Render the following material again verbatim, leaving nothing out.

= Records from a collection =
## start

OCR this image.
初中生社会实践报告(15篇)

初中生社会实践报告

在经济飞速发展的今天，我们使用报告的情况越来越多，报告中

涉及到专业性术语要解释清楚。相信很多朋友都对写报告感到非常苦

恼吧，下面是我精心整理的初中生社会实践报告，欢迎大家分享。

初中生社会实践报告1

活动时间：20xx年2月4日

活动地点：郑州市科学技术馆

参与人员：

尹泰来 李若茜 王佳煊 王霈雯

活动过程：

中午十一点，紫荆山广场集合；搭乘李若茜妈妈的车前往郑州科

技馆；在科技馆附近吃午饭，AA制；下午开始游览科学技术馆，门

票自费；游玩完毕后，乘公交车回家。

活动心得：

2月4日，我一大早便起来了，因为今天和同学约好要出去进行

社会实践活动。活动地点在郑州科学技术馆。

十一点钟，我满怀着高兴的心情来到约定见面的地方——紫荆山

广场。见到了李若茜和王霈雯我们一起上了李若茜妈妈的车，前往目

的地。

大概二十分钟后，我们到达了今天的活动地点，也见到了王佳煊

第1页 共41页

## end

= Finished answer =
OCR this image.
初中生社会实践报告(15篇)

初中生社会实践报告

在经济飞速发展的今天，我们使用报告的情况越来越多，报告中

涉及到专业性术语要解释清楚。相信很多朋友都对写报告感到非常苦

恼吧，下面是我精心整理的初中生社会实践报告，欢迎大家分享。

初中生社会实践报告1

活动时间：20xx年2月4日

活动地点：郑州市科学技术馆

参与人员：

尹泰来 李若茜 王佳煊 王霈雯

活动过程：

中午十一点，紫荆山广场集合；搭乘李若茜妈妈的车前往郑州科

技馆；在科技馆附近吃午饭，AA制；下午开始游览科学技术馆，门

票自费；游玩完毕后，乘公交车回家。

活动心得：

2月4日，我一大早便起来了，因为今天和同学约好要出去进行

社会实践活动。活动地点在郑州科学技术馆。

十一点钟，我满怀着高兴的心情来到约定见面的地方——紫荆山

广场。见到了李若茜和王霈雯我们一起上了李若茜妈妈的车，前往目

的地。

大概二十分钟后，我们到达了今天的活动地点，也见到了王佳煊

第1页 共41页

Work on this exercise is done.